[START EXERCISE MATERIAL]

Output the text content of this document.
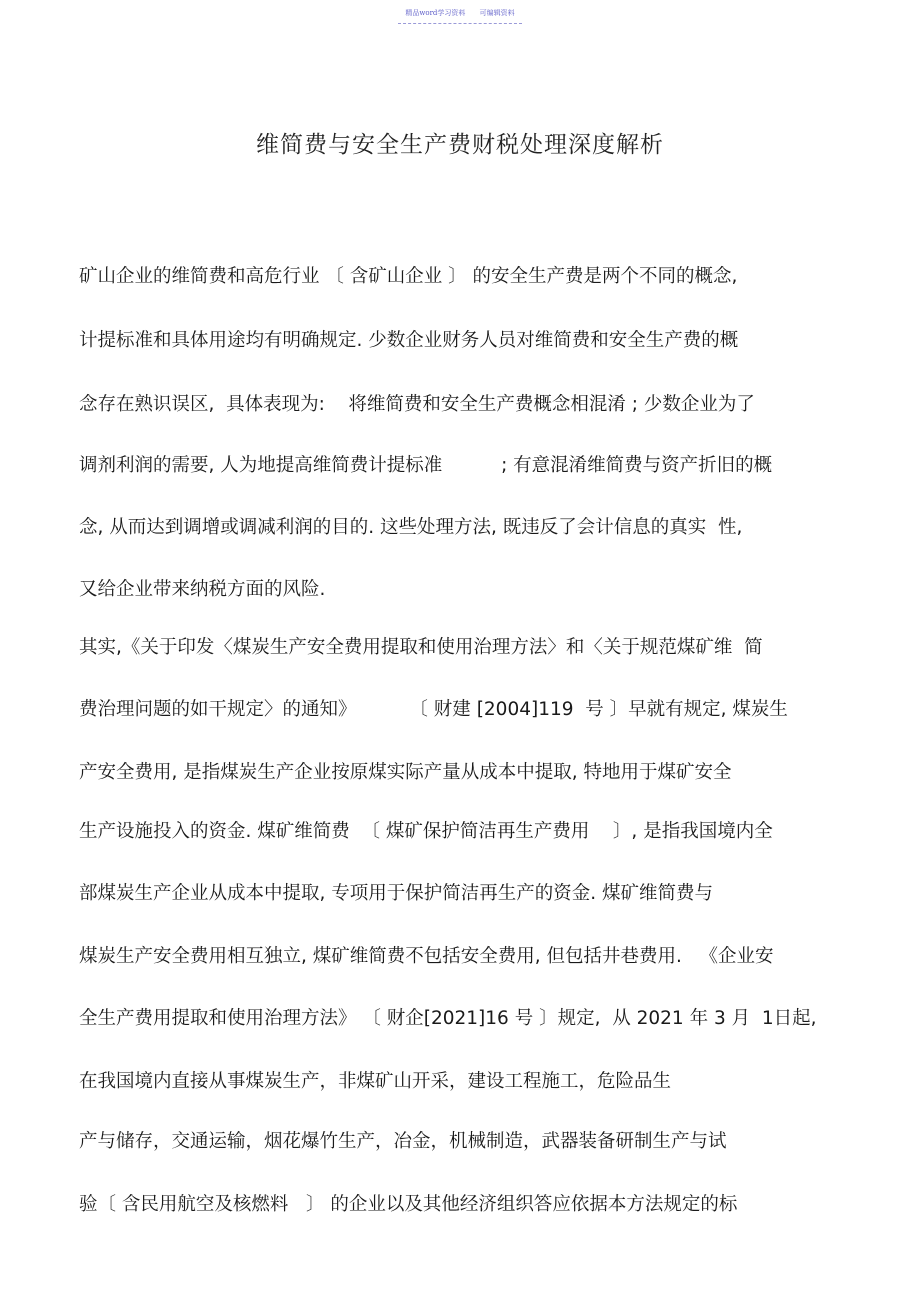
精品word学习资料 可编辑资料
维简费与安全生产费财税处理深度解析
矿山企业的维简费和高危行业 〔 含矿山企业 〕 的安全生产费是两个不同的概念,
计提标准和具体用途均有明确规定. 少数企业财务人员对维简费和安全生产费的概
念存在熟识误区,  具体表现为:    将维简费和安全生产费概念相混淆 ; 少数企业为了
调剂利润的需要, 人为地提高维简费计提标准          ; 有意混淆维简费与资产折旧的概
念, 从而达到调增或调减利润的目的. 这些处理方法, 既违反了会计信息的真实  性,
又给企业带来纳税方面的风险.
其实,《关于印发〈煤炭生产安全费用提取和使用治理方法〉和〈关于规范煤矿维  简
费治理问题的如干规定〉的通知》         〔 财建 [2004]119  号 〕早就有规定, 煤炭生
产安全费用, 是指煤炭生产企业按原煤实际产量从成本中提取, 特地用于煤矿安全
生产设施投入的资金. 煤矿维简费  〔 煤矿保护简洁再生产费用    〕, 是指我国境内全
部煤炭生产企业从成本中提取, 专项用于保护简洁再生产的资金. 煤矿维简费与
煤炭生产安全费用相互独立, 煤矿维简费不包括安全费用, 但包括井巷费用.   《企业安
全生产费用提取和使用治理方法》 〔 财企[2021]16 号 〕规定,  从 2021 年 3 月  1日起,
在我国境内直接从事煤炭生产，非煤矿山开采，建设工程施工，危险品生
产与储存，交通运输，烟花爆竹生产，冶金，机械制造，武器装备研制生产与试
验〔 含民用航空及核燃料   〕 的企业以及其他经济组织答应依据本方法规定的标
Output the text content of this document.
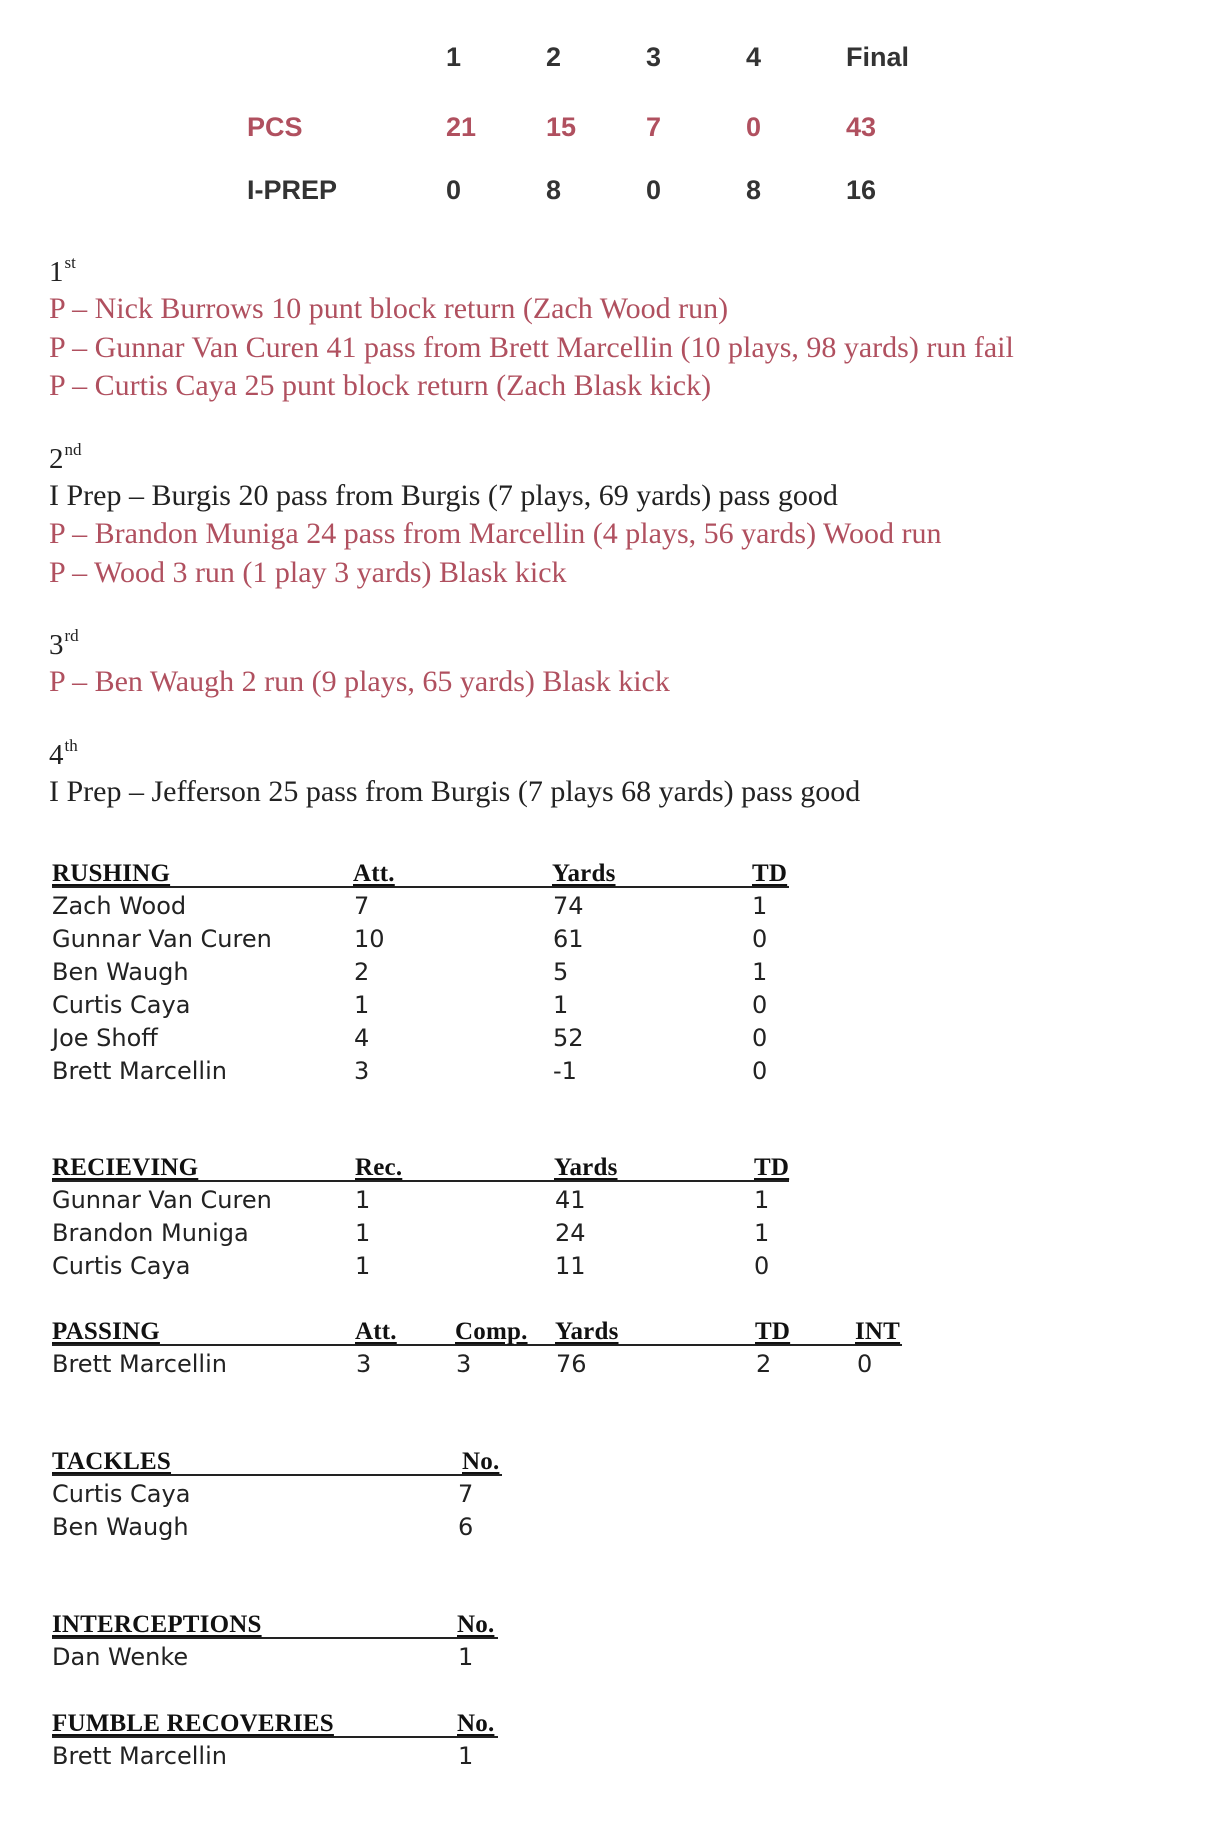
1	2	3	4	Final
PCS	21	15	7	0	43
I-PREP	0	8	0	8	16
1st
P – Nick Burrows 10 punt block return (Zach Wood run)
P – Gunnar Van Curen 41 pass from Brett Marcellin (10 plays, 98 yards) run fail
P – Curtis Caya 25 punt block return (Zach Blask kick)
2nd
I Prep – Burgis 20 pass from Burgis (7 plays, 69 yards) pass good
P – Brandon Muniga 24 pass from Marcellin (4 plays, 56 yards) Wood run
P – Wood 3 run (1 play 3 yards) Blask kick
3rd
P – Ben Waugh 2 run (9 plays, 65 yards) Blask kick
4th
I Prep – Jefferson 25 pass from Burgis (7 plays 68 yards) pass good
RUSHING	Att.	Yards	TD
Zach Wood	7	74	1
Gunnar Van Curen	10	61	0
Ben Waugh	2	5	1
Curtis Caya	1	1	0
Joe Shoff	4	52	0
Brett Marcellin	3	-1	0
RECIEVING	Rec.	Yards	TD
Gunnar Van Curen	1	41	1
Brandon Muniga	1	24	1
Curtis Caya	1	11	0
PASSING	Att. Comp. Yards	TD	INT
Brett Marcellin	3	3	76	2	0
TACKLES	No.
Curtis Caya	7
Ben Waugh	6
INTERCEPTIONS	No.
Dan Wenke	1
FUMBLE RECOVERIES	No.
Brett Marcellin	1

[END EXERCISE MATERIAL]

*DESCRIPTION OF THE TASK:* Extract each line from the listing that holds the word "block".

*RESULT FOR THIS TASK:*
P – Nick Burrows 10 punt block return (Zach Wood run)
P – Curtis Caya 25 punt block return (Zach Blask kick)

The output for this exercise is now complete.